▶ [TASK ITEM]:
The required output is all lines below that contain the word "individual".

*** Opening of THE DATA ***

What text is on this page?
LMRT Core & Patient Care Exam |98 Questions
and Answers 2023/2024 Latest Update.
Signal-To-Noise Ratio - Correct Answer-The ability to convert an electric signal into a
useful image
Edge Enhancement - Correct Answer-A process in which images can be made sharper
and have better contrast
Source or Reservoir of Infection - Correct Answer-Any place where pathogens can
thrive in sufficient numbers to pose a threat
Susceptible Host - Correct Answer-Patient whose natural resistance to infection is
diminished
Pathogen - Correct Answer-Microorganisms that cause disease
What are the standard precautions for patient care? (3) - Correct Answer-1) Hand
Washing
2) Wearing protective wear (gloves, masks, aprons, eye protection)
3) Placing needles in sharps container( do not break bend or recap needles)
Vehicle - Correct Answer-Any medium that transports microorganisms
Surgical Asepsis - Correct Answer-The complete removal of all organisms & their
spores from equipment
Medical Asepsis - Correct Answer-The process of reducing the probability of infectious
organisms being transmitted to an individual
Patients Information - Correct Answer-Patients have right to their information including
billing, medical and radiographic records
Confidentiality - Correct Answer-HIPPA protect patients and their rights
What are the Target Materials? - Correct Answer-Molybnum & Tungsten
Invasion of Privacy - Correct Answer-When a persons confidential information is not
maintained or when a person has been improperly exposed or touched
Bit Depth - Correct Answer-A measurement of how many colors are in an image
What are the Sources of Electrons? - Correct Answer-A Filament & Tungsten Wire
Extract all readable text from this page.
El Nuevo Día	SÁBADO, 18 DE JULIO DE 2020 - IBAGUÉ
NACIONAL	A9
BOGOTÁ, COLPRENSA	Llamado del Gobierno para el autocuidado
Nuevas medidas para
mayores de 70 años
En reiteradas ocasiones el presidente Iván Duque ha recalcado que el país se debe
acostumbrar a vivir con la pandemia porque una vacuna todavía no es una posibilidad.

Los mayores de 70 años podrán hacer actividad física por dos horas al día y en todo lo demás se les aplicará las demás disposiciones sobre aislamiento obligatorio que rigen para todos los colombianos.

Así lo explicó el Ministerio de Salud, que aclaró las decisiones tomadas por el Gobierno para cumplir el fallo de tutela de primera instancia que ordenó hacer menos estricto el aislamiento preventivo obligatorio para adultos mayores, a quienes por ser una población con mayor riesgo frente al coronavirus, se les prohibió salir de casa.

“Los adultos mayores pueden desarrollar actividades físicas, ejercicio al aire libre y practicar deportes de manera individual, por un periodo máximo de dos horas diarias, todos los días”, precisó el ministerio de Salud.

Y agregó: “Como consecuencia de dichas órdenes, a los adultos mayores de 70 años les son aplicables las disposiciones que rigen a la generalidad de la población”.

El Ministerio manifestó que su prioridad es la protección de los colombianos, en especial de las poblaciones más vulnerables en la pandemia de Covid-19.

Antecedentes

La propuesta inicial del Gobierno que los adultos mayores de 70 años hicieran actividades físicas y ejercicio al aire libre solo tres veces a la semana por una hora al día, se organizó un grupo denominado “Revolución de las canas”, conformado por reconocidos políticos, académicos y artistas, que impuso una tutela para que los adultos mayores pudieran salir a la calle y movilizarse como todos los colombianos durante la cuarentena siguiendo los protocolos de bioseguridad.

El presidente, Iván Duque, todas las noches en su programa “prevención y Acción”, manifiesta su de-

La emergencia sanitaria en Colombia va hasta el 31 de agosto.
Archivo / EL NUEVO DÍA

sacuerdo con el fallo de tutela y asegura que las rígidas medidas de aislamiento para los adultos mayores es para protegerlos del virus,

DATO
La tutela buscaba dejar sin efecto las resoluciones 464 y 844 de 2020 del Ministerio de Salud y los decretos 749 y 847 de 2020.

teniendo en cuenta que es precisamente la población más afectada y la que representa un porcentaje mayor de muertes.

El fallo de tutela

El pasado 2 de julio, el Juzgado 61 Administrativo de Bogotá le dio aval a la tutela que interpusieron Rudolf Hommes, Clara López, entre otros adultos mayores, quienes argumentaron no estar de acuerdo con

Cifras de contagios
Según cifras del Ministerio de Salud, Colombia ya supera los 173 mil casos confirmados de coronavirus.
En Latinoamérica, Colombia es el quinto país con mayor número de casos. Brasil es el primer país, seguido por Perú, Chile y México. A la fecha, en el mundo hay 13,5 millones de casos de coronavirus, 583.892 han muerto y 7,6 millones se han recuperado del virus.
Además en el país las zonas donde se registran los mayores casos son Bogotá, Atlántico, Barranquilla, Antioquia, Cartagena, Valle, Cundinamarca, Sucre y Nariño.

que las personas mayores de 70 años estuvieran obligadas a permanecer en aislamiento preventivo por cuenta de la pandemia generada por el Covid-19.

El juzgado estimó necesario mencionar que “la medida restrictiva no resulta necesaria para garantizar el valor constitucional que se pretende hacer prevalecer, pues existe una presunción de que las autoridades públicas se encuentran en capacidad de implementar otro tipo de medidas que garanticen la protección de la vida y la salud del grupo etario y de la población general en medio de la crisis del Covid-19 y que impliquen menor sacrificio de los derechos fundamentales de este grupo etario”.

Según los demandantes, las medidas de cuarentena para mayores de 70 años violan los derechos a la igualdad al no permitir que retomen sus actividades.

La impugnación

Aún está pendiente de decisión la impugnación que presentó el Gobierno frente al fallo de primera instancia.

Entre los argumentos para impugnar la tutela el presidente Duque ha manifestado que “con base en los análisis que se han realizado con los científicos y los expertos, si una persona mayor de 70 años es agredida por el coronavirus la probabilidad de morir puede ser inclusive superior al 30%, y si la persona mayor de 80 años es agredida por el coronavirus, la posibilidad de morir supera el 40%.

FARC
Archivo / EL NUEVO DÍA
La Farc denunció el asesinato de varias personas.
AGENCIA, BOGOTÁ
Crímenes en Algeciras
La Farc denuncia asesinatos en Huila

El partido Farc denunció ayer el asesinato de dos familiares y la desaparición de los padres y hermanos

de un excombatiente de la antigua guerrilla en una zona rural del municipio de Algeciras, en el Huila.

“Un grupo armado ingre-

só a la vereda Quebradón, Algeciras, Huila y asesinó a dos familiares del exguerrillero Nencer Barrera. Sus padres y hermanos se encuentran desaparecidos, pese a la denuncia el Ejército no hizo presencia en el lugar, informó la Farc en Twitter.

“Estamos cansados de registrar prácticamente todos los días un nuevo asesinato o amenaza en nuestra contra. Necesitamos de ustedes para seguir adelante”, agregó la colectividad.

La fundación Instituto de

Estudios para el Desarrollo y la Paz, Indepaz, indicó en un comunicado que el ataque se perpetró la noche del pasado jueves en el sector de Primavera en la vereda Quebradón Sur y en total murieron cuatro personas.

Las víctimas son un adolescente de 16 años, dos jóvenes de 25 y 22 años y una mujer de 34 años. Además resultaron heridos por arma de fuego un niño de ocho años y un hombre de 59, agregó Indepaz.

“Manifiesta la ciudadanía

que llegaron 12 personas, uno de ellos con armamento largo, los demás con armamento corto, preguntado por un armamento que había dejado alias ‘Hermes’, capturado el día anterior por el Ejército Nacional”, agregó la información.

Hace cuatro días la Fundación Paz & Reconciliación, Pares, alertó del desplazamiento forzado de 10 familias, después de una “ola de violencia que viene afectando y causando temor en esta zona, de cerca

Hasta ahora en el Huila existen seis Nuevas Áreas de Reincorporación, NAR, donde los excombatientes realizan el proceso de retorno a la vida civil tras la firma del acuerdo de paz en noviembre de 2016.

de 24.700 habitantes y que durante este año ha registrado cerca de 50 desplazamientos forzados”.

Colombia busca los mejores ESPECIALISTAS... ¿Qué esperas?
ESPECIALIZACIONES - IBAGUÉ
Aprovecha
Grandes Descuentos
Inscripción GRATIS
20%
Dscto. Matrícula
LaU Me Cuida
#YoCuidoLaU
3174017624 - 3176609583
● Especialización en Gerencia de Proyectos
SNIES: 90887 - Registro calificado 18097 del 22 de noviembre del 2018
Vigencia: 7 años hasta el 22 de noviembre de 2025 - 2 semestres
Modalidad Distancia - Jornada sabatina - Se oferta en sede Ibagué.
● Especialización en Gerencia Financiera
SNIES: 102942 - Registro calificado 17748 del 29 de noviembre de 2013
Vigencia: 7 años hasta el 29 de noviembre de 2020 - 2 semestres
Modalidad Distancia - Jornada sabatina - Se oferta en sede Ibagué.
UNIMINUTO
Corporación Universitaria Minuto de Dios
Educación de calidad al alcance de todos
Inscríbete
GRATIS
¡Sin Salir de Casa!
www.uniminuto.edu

*** Close of THE DATA ***

▶ [EXERCISE OUTPUT]:
organisms being transmitted to an individual
“Los adultos mayores pueden desarrollar actividades físicas, ejercicio al aire libre y practicar deportes de manera individual, por un periodo máximo de dos horas diarias, todos los días”, precisó el ministerio de Salud.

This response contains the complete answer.